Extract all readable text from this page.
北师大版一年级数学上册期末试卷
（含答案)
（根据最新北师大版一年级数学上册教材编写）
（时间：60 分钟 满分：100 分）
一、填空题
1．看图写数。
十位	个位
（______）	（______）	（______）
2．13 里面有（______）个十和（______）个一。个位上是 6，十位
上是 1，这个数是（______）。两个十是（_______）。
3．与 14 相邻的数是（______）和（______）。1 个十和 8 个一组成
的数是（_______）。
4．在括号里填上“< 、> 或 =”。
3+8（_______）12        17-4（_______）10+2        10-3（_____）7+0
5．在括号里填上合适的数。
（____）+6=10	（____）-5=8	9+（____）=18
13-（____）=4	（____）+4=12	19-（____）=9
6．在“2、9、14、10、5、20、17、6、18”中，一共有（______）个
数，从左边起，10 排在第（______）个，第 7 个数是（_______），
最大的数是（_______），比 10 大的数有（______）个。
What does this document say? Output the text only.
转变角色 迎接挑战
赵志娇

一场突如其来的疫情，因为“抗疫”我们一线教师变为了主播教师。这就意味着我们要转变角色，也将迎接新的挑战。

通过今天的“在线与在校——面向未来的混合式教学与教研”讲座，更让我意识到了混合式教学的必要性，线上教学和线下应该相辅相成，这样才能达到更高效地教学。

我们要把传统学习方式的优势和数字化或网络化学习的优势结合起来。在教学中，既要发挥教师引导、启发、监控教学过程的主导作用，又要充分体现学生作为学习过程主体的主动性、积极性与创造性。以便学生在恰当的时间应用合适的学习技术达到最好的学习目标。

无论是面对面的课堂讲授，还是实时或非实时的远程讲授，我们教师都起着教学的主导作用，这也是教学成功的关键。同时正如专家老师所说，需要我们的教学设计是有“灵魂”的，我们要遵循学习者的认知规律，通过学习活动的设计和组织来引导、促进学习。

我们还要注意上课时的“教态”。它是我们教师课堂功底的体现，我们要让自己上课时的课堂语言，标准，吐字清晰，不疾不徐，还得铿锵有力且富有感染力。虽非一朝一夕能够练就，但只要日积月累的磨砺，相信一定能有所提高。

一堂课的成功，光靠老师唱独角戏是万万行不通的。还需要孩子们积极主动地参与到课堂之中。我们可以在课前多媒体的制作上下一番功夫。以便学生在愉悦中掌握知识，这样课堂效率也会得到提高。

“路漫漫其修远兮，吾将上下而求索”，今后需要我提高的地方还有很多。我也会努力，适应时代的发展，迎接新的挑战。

> [Aim]: Please copy out each record, character for character.

> [Complete output]:
Extract all readable text from this page.
北师大版一年级数学上册期末试卷
（含答案)
（根据最新北师大版一年级数学上册教材编写）
（时间：60 分钟 满分：100 分）
一、填空题
1．看图写数。
十位	个位
（______）	（______）	（______）
2．13 里面有（______）个十和（______）个一。个位上是 6，十位
上是 1，这个数是（______）。两个十是（_______）。
3．与 14 相邻的数是（______）和（______）。1 个十和 8 个一组成
的数是（_______）。
4．在括号里填上“< 、> 或 =”。
3+8（_______）12        17-4（_______）10+2        10-3（_____）7+0
5．在括号里填上合适的数。
（____）+6=10	（____）-5=8	9+（____）=18
13-（____）=4	（____）+4=12	19-（____）=9
6．在“2、9、14、10、5、20、17、6、18”中，一共有（______）个
数，从左边起，10 排在第（______）个，第 7 个数是（_______），
最大的数是（_______），比 10 大的数有（______）个。
What does this document say? Output the text only.
转变角色 迎接挑战
赵志娇

一场突如其来的疫情，因为“抗疫”我们一线教师变为了主播教师。这就意味着我们要转变角色，也将迎接新的挑战。

通过今天的“在线与在校——面向未来的混合式教学与教研”讲座，更让我意识到了混合式教学的必要性，线上教学和线下应该相辅相成，这样才能达到更高效地教学。

我们要把传统学习方式的优势和数字化或网络化学习的优势结合起来。在教学中，既要发挥教师引导、启发、监控教学过程的主导作用，又要充分体现学生作为学习过程主体的主动性、积极性与创造性。以便学生在恰当的时间应用合适的学习技术达到最好的学习目标。

无论是面对面的课堂讲授，还是实时或非实时的远程讲授，我们教师都起着教学的主导作用，这也是教学成功的关键。同时正如专家老师所说，需要我们的教学设计是有“灵魂”的，我们要遵循学习者的认知规律，通过学习活动的设计和组织来引导、促进学习。

我们还要注意上课时的“教态”。它是我们教师课堂功底的体现，我们要让自己上课时的课堂语言，标准，吐字清晰，不疾不徐，还得铿锵有力且富有感染力。虽非一朝一夕能够练就，但只要日积月累的磨砺，相信一定能有所提高。

一堂课的成功，光靠老师唱独角戏是万万行不通的。还需要孩子们积极主动地参与到课堂之中。我们可以在课前多媒体的制作上下一番功夫。以便学生在愉悦中掌握知识，这样课堂效率也会得到提高。

“路漫漫其修远兮，吾将上下而求索”，今后需要我提高的地方还有很多。我也会努力，适应时代的发展，迎接新的挑战。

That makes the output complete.